Reproduce each line of the listing exactly.
* begin *
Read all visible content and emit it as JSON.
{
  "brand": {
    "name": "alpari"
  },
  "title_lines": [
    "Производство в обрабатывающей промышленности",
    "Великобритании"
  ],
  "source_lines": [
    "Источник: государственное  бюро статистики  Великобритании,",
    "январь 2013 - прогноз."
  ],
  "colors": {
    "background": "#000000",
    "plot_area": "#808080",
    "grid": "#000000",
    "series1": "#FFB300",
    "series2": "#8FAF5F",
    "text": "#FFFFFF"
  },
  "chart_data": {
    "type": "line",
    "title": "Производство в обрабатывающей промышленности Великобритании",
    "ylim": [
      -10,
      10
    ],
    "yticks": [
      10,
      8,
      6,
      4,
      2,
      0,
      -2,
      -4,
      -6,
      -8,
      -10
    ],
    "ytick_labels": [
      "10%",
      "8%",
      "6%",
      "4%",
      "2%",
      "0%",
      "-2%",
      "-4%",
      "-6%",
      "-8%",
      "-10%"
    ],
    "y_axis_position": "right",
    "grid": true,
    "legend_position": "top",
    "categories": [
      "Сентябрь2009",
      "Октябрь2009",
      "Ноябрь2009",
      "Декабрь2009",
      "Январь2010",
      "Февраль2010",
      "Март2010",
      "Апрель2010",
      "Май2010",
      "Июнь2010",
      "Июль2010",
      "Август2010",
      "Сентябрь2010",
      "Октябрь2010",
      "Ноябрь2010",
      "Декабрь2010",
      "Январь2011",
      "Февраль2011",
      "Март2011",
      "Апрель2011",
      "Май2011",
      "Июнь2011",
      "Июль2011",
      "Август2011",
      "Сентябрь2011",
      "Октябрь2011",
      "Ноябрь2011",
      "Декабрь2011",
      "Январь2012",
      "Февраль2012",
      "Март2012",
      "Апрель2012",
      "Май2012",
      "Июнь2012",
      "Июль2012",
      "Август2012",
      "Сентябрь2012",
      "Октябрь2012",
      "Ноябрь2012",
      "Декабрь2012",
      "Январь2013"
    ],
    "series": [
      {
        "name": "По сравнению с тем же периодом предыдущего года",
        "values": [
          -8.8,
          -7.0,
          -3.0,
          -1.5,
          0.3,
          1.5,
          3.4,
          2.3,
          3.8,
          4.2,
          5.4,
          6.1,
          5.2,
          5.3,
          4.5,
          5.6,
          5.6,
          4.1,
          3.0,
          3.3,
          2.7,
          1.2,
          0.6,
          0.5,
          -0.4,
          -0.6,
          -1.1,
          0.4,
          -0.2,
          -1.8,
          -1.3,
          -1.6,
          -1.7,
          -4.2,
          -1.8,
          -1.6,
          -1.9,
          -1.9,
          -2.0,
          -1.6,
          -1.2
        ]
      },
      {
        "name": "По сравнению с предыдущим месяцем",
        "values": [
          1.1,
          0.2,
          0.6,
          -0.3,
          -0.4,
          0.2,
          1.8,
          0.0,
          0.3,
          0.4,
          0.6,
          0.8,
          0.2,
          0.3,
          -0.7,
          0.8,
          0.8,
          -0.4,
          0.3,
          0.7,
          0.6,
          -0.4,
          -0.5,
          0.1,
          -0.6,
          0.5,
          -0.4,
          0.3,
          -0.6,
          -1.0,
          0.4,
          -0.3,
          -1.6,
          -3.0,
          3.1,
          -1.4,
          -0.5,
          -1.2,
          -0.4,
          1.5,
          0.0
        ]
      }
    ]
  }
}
* end *
--- Finished task ---
Read all visible content and emit it as JSON.
{
  "brand": {
    "name": "alpari"
  },
  "title_lines": [
    "Производство в обрабатывающей промышленности",
    "Великобритании"
  ],
  "source_lines": [
    "Источник: государственное  бюро статистики  Великобритании,",
    "январь 2013 - прогноз."
  ],
  "colors": {
    "background": "#000000",
    "plot_area": "#808080",
    "grid": "#000000",
    "series1": "#FFB300",
    "series2": "#8FAF5F",
    "text": "#FFFFFF"
  },
  "chart_data": {
    "type": "line",
    "title": "Производство в обрабатывающей промышленности Великобритании",
    "ylim": [
      -10,
      10
    ],
    "yticks": [
      10,
      8,
      6,
      4,
      2,
      0,
      -2,
      -4,
      -6,
      -8,
      -10
    ],
    "ytick_labels": [
      "10%",
      "8%",
      "6%",
      "4%",
      "2%",
      "0%",
      "-2%",
      "-4%",
      "-6%",
      "-8%",
      "-10%"
    ],
    "y_axis_position": "right",
    "grid": true,
    "legend_position": "top",
    "categories": [
      "Сентябрь2009",
      "Октябрь2009",
      "Ноябрь2009",
      "Декабрь2009",
      "Январь2010",
      "Февраль2010",
      "Март2010",
      "Апрель2010",
      "Май2010",
      "Июнь2010",
      "Июль2010",
      "Август2010",
      "Сентябрь2010",
      "Октябрь2010",
      "Ноябрь2010",
      "Декабрь2010",
      "Январь2011",
      "Февраль2011",
      "Март2011",
      "Апрель2011",
      "Май2011",
      "Июнь2011",
      "Июль2011",
      "Август2011",
      "Сентябрь2011",
      "Октябрь2011",
      "Ноябрь2011",
      "Декабрь2011",
      "Январь2012",
      "Февраль2012",
      "Март2012",
      "Апрель2012",
      "Май2012",
      "Июнь2012",
      "Июль2012",
      "Август2012",
      "Сентябрь2012",
      "Октябрь2012",
      "Ноябрь2012",
      "Декабрь2012",
      "Январь2013"
    ],
    "series": [
      {
        "name": "По сравнению с тем же периодом предыдущего года",
        "values": [
          -8.8,
          -7.0,
          -3.0,
          -1.5,
          0.3,
          1.5,
          3.4,
          2.3,
          3.8,
          4.2,
          5.4,
          6.1,
          5.2,
          5.3,
          4.5,
          5.6,
          5.6,
          4.1,
          3.0,
          3.3,
          2.7,
          1.2,
          0.6,
          0.5,
          -0.4,
          -0.6,
          -1.1,
          0.4,
          -0.2,
          -1.8,
          -1.3,
          -1.6,
          -1.7,
          -4.2,
          -1.8,
          -1.6,
          -1.9,
          -1.9,
          -2.0,
          -1.6,
          -1.2
        ]
      },
      {
        "name": "По сравнению с предыдущим месяцем",
        "values": [
          1.1,
          0.2,
          0.6,
          -0.3,
          -0.4,
          0.2,
          1.8,
          0.0,
          0.3,
          0.4,
          0.6,
          0.8,
          0.2,
          0.3,
          -0.7,
          0.8,
          0.8,
          -0.4,
          0.3,
          0.7,
          0.6,
          -0.4,
          -0.5,
          0.1,
          -0.6,
          0.5,
          -0.4,
          0.3,
          -0.6,
          -1.0,
          0.4,
          -0.3,
          -1.6,
          -3.0,
          3.1,
          -1.4,
          -0.5,
          -1.2,
          -0.4,
          1.5,
          0.0
        ]
      }
    ]
  }
}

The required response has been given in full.